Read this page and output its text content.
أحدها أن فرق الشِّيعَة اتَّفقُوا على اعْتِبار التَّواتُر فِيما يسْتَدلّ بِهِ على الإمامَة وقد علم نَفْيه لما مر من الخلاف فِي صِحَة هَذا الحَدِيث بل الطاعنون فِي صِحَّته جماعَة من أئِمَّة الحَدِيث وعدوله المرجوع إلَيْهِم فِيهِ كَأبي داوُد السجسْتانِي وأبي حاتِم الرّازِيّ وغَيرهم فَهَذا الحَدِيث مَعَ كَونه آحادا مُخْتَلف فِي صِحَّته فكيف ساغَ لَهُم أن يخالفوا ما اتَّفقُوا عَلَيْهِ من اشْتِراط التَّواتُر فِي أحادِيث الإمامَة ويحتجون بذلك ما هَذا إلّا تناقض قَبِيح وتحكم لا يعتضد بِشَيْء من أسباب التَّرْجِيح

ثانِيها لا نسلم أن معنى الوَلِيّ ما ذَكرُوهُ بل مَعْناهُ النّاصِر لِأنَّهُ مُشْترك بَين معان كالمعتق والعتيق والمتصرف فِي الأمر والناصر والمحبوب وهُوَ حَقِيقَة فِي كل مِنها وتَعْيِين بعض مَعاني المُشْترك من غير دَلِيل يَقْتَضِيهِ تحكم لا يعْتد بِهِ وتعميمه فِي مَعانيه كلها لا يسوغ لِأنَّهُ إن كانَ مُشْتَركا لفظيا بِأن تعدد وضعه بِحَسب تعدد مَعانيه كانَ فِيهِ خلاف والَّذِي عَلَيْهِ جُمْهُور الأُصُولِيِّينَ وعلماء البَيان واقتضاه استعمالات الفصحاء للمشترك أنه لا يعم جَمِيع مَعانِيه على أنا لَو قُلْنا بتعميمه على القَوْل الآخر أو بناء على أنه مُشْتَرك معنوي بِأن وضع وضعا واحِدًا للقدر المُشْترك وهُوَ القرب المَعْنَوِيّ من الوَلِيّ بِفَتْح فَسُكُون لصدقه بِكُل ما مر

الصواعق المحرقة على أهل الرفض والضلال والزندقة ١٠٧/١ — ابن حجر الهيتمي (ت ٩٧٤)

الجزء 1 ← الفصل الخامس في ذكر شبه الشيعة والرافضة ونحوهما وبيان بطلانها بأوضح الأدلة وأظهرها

· · ·

=== Short task ===
Reproduce all of the material above word for word.

=== Answer for the task ===
Read this page and output its text content.
أحدها أن فرق الشِّيعَة اتَّفقُوا على اعْتِبار التَّواتُر فِيما يسْتَدلّ بِهِ على الإمامَة وقد علم نَفْيه لما مر من الخلاف فِي صِحَة هَذا الحَدِيث بل الطاعنون فِي صِحَّته جماعَة من أئِمَّة الحَدِيث وعدوله المرجوع إلَيْهِم فِيهِ كَأبي داوُد السجسْتانِي وأبي حاتِم الرّازِيّ وغَيرهم فَهَذا الحَدِيث مَعَ كَونه آحادا مُخْتَلف فِي صِحَّته فكيف ساغَ لَهُم أن يخالفوا ما اتَّفقُوا عَلَيْهِ من اشْتِراط التَّواتُر فِي أحادِيث الإمامَة ويحتجون بذلك ما هَذا إلّا تناقض قَبِيح وتحكم لا يعتضد بِشَيْء من أسباب التَّرْجِيح

ثانِيها لا نسلم أن معنى الوَلِيّ ما ذَكرُوهُ بل مَعْناهُ النّاصِر لِأنَّهُ مُشْترك بَين معان كالمعتق والعتيق والمتصرف فِي الأمر والناصر والمحبوب وهُوَ حَقِيقَة فِي كل مِنها وتَعْيِين بعض مَعاني المُشْترك من غير دَلِيل يَقْتَضِيهِ تحكم لا يعْتد بِهِ وتعميمه فِي مَعانيه كلها لا يسوغ لِأنَّهُ إن كانَ مُشْتَركا لفظيا بِأن تعدد وضعه بِحَسب تعدد مَعانيه كانَ فِيهِ خلاف والَّذِي عَلَيْهِ جُمْهُور الأُصُولِيِّينَ وعلماء البَيان واقتضاه استعمالات الفصحاء للمشترك أنه لا يعم جَمِيع مَعانِيه على أنا لَو قُلْنا بتعميمه على القَوْل الآخر أو بناء على أنه مُشْتَرك معنوي بِأن وضع وضعا واحِدًا للقدر المُشْترك وهُوَ القرب المَعْنَوِيّ من الوَلِيّ بِفَتْح فَسُكُون لصدقه بِكُل ما مر

الصواعق المحرقة على أهل الرفض والضلال والزندقة ١٠٧/١ — ابن حجر الهيتمي (ت ٩٧٤)

الجزء 1 ← الفصل الخامس في ذكر شبه الشيعة والرافضة ونحوهما وبيان بطلانها بأوضح الأدلة وأظهرها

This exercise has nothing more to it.